— LISTED RECORDS —

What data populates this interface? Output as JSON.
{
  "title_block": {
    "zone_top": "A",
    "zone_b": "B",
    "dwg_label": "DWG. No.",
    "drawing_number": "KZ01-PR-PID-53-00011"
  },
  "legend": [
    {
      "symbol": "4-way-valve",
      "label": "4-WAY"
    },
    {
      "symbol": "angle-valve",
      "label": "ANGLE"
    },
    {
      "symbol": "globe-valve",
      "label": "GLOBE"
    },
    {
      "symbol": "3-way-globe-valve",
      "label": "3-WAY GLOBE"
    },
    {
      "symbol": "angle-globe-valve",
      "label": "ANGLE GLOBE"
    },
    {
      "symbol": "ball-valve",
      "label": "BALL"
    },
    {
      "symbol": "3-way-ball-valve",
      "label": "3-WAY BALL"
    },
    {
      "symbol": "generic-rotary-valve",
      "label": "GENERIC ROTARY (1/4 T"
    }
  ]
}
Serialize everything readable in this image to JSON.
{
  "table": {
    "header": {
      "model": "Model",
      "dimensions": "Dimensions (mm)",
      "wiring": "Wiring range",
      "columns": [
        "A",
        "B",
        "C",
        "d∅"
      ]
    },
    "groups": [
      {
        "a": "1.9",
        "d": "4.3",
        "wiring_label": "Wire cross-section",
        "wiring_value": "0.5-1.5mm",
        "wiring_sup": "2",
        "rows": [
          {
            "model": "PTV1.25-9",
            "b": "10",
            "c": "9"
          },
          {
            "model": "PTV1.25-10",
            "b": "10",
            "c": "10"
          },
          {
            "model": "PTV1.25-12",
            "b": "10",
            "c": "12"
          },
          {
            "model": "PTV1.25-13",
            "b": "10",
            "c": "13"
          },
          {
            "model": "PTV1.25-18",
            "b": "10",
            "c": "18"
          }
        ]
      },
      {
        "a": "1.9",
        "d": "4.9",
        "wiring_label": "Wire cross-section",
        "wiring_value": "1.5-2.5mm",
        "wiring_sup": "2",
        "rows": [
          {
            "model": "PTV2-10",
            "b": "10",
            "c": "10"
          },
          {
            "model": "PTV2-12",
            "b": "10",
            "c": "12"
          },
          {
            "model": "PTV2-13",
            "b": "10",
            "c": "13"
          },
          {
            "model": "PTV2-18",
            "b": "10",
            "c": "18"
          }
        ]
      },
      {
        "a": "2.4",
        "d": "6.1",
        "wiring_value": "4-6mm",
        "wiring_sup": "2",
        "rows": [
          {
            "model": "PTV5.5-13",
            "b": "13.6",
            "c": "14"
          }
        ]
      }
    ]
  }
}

— WHAT TO DO —
Some lines of the data above may hold the word "symbol"; report how many do, and nothing else.

— TASK SOLUTION —
8